- Required work -
From the entries below, count every line that contains the word "brand". Please give the number and nothing else.

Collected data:
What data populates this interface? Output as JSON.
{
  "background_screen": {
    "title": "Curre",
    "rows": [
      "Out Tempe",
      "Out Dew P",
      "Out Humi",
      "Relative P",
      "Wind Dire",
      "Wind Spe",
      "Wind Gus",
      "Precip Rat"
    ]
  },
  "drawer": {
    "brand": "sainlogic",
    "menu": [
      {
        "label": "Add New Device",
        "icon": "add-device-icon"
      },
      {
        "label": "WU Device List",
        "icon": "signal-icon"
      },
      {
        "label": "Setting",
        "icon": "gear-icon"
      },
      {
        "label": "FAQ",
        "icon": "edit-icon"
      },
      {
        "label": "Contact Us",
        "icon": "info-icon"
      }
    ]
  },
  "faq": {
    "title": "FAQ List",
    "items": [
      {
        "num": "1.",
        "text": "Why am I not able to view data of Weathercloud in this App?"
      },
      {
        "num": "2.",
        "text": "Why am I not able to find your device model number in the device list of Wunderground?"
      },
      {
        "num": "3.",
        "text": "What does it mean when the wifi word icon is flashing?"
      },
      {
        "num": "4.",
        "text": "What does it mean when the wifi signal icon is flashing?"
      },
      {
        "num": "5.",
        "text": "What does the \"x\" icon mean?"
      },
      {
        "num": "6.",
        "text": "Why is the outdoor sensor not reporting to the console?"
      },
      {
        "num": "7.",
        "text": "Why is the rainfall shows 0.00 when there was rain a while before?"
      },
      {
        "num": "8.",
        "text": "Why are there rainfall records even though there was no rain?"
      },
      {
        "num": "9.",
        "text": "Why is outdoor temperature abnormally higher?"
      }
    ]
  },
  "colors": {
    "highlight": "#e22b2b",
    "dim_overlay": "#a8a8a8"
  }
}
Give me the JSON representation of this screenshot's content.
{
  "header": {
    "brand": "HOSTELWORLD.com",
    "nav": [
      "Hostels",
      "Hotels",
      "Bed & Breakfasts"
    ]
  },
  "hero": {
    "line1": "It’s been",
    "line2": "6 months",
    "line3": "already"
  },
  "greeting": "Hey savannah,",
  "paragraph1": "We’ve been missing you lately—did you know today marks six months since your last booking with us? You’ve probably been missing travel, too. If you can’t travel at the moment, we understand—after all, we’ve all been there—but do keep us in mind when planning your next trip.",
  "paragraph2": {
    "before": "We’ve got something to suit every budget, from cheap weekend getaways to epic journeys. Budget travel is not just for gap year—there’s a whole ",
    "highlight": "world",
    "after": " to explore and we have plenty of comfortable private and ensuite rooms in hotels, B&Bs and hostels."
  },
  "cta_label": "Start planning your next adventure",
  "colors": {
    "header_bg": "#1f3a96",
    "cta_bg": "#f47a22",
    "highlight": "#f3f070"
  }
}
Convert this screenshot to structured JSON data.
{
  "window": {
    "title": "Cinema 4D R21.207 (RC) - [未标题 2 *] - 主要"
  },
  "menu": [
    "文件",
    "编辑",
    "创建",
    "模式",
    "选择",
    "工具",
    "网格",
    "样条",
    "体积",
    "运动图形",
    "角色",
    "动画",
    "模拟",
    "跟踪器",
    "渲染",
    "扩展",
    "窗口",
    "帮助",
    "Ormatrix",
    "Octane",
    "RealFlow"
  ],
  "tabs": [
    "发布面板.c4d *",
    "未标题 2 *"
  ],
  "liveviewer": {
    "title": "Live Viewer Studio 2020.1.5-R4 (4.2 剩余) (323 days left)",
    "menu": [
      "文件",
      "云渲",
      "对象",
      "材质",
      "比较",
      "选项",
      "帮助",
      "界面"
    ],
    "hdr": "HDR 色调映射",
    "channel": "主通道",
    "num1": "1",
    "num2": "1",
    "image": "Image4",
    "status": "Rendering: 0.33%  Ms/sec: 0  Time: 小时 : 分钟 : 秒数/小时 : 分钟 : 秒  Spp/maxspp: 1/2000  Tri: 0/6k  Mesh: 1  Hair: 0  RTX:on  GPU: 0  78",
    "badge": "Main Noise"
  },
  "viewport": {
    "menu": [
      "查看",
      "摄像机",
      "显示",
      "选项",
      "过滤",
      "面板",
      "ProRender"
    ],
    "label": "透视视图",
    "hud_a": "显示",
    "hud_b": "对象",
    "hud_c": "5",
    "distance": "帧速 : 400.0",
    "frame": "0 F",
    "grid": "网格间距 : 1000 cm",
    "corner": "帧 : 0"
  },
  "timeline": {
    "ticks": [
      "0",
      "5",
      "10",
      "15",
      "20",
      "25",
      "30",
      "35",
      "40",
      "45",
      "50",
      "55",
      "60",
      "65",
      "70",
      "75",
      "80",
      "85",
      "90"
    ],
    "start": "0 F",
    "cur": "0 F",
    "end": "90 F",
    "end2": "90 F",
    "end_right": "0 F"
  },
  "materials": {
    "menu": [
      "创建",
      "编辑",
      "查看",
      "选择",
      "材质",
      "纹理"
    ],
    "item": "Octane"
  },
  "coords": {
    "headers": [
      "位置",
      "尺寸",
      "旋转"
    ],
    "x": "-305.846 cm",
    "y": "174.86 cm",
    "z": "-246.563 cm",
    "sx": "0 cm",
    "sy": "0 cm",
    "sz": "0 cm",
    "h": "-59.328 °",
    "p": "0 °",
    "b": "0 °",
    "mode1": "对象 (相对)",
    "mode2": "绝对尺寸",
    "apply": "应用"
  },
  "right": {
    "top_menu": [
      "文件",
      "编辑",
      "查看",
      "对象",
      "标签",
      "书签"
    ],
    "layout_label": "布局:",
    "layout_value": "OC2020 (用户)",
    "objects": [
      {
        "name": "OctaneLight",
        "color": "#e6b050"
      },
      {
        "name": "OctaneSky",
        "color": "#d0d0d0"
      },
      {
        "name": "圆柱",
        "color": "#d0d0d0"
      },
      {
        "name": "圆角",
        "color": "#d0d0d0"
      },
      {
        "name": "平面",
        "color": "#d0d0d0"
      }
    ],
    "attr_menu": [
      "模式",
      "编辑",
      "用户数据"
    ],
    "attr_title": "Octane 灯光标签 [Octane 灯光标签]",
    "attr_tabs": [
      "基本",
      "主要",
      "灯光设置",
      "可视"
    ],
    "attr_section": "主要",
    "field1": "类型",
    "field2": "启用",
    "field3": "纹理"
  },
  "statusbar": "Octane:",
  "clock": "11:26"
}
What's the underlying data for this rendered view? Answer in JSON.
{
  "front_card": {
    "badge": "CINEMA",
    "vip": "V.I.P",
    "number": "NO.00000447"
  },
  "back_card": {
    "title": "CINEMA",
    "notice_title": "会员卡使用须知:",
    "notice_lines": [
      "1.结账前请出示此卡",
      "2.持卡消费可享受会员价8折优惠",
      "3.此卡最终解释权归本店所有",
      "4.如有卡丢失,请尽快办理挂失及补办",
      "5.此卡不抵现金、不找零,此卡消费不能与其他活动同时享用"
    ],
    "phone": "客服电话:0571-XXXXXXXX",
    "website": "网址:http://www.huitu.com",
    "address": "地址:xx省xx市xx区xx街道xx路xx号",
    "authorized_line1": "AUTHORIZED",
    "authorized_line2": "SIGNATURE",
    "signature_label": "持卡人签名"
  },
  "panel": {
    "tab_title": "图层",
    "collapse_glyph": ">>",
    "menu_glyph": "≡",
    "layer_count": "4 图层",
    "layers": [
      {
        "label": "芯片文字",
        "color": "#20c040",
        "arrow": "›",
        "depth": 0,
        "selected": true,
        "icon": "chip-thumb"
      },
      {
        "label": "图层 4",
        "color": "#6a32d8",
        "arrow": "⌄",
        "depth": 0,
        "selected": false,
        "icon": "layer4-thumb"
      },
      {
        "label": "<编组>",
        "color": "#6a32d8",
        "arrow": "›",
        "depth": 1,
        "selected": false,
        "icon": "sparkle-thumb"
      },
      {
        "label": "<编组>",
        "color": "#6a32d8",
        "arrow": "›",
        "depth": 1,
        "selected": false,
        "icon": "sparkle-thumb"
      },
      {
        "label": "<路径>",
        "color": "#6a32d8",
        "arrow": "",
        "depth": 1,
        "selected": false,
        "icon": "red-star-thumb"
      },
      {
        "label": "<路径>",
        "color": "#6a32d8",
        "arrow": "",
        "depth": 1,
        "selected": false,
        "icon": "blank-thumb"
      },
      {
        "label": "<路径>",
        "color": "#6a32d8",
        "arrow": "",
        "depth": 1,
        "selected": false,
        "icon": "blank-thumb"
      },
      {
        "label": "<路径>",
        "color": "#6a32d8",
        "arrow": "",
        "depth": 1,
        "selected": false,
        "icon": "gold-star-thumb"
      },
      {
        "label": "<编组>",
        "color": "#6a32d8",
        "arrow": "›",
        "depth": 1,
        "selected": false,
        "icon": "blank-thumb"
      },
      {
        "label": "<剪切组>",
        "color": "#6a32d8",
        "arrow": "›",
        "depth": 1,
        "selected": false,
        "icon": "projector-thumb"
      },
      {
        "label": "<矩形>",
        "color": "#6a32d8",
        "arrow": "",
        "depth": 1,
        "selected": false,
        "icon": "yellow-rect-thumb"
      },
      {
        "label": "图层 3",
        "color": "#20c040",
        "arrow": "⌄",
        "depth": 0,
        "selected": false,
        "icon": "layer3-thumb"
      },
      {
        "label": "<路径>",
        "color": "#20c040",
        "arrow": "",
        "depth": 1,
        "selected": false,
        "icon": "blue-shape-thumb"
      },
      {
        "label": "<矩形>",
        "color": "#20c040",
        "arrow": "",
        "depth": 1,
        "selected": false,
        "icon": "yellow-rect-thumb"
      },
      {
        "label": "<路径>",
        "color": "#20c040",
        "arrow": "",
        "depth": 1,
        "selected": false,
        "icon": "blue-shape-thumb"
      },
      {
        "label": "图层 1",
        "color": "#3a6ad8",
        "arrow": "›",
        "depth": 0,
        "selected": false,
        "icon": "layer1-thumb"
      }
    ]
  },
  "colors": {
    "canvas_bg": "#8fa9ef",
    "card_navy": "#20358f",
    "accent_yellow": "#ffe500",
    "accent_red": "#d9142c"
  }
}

- Response to the task -
2